** What to do **
Go through the lines below. Copy those with "selection".

Extracted data entries:
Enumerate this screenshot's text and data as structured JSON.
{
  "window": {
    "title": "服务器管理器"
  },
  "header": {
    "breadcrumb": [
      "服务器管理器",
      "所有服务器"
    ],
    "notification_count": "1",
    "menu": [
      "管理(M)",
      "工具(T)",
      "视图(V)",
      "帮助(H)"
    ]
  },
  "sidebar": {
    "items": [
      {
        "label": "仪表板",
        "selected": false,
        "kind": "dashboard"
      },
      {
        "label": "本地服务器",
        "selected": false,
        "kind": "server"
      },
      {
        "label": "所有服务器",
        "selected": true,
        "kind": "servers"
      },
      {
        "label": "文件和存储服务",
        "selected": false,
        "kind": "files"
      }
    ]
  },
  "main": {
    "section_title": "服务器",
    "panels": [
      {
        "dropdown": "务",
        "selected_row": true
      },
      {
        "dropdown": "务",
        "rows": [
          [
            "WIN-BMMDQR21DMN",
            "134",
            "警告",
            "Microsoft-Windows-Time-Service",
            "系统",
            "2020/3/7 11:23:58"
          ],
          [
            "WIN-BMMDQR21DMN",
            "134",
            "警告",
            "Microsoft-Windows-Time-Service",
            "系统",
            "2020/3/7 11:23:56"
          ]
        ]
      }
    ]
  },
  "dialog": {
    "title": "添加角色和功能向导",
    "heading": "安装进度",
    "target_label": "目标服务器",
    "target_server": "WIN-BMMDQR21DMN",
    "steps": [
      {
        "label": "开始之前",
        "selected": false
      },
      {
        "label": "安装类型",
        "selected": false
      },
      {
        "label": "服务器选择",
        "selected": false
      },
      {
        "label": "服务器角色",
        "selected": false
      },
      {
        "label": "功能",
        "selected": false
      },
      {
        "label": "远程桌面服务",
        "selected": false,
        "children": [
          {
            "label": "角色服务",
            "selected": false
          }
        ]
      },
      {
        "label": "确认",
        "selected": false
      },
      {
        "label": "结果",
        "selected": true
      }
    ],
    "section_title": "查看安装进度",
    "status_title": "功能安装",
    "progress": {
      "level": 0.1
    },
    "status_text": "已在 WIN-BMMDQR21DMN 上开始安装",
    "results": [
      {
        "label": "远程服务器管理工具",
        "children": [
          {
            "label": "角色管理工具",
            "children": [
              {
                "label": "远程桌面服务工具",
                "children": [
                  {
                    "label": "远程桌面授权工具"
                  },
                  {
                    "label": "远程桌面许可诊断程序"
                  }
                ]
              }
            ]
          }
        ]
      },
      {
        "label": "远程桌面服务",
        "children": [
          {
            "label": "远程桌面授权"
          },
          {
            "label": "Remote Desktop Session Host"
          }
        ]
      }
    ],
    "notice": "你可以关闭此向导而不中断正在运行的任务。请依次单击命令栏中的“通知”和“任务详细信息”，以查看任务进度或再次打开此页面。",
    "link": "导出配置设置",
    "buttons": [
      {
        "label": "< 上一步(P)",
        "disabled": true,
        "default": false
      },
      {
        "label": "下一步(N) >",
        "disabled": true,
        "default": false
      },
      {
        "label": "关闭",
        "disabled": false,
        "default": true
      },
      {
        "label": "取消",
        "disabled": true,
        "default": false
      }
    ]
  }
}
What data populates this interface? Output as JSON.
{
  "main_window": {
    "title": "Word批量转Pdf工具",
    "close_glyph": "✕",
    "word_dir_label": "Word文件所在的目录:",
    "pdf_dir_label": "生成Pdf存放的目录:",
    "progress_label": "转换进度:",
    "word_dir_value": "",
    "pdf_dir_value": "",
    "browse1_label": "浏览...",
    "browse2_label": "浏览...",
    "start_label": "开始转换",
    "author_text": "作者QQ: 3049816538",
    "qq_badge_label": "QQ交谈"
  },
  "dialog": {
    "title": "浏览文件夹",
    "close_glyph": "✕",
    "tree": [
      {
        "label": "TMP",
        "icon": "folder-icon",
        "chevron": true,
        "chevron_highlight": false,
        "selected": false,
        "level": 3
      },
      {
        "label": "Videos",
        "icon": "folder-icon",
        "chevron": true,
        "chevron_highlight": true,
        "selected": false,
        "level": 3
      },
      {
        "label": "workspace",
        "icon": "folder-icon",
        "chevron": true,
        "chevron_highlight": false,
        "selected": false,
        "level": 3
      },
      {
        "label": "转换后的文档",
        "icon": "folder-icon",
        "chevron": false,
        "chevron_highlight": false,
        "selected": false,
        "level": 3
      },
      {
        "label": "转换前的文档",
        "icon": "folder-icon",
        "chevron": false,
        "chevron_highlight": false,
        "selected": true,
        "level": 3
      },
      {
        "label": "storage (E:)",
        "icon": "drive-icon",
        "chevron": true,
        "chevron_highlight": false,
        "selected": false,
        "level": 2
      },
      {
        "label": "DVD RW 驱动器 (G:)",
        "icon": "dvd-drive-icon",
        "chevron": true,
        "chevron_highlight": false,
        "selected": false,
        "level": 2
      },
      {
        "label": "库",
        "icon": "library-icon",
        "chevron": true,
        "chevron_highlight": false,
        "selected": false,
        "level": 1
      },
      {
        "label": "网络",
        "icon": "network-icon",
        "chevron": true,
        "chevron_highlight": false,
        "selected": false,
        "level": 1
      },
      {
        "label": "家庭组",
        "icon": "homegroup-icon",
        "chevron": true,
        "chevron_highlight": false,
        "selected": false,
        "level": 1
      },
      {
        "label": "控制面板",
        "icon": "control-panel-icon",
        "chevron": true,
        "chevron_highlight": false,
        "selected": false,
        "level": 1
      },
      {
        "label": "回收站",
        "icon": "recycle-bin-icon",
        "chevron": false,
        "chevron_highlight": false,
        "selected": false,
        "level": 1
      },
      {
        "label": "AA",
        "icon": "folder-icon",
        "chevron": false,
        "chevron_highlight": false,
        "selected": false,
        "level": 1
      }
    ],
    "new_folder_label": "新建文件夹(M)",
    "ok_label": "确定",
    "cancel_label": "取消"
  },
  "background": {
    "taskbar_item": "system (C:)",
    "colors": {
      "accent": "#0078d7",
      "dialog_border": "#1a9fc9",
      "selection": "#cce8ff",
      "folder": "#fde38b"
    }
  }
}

* * *

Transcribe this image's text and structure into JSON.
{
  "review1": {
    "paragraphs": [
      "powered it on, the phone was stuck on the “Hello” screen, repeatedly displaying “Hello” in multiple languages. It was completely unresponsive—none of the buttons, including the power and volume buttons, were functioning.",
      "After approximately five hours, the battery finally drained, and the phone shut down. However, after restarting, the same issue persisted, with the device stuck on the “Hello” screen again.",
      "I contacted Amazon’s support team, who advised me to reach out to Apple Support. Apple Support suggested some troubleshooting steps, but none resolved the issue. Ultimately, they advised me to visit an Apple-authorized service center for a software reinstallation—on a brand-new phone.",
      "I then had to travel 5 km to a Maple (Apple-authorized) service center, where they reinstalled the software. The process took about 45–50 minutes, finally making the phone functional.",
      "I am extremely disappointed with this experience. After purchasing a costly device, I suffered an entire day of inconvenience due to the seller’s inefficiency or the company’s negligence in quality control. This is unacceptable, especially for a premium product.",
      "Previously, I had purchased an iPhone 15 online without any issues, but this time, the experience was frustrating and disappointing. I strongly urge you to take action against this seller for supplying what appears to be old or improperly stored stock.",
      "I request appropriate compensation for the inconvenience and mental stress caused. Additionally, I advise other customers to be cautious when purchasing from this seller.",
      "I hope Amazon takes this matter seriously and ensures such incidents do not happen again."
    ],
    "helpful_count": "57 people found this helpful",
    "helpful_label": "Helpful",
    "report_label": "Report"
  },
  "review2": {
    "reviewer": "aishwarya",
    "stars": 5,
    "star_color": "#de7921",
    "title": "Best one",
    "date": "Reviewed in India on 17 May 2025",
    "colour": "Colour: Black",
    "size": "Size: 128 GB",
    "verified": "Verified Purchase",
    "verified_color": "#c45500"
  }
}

* * *

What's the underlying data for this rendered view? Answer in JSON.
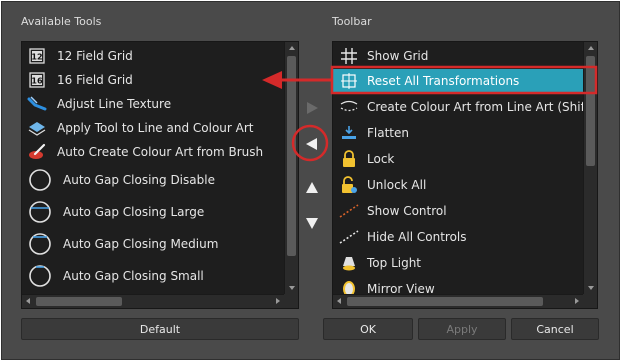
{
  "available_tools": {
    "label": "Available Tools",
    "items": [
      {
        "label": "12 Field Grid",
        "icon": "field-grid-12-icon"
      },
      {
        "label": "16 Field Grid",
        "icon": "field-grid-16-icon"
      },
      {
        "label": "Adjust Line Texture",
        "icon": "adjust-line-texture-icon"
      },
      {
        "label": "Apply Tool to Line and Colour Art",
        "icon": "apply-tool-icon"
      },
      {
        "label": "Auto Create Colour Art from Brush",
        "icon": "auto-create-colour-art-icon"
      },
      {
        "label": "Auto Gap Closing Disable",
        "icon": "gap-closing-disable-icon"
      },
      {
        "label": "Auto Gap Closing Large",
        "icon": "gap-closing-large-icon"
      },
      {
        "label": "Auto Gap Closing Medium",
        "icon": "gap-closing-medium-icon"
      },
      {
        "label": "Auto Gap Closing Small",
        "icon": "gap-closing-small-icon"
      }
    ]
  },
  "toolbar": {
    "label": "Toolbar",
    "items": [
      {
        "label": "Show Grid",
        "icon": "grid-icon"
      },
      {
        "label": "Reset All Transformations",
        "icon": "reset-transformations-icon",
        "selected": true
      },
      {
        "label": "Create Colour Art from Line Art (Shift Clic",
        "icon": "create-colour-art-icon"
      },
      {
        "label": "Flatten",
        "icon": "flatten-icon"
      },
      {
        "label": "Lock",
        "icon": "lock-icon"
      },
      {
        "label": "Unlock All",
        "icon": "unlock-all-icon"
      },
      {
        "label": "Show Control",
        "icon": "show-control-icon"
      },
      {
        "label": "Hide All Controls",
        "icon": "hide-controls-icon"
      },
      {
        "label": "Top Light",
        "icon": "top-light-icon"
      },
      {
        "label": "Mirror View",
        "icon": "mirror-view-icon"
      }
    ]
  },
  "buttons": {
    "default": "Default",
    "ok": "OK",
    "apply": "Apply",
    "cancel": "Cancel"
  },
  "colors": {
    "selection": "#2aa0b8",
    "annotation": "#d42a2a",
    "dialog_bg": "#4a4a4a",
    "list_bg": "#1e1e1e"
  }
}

** Correct answer **
      "selection": "#cce8ff",
    "selection": "#2aa0b8",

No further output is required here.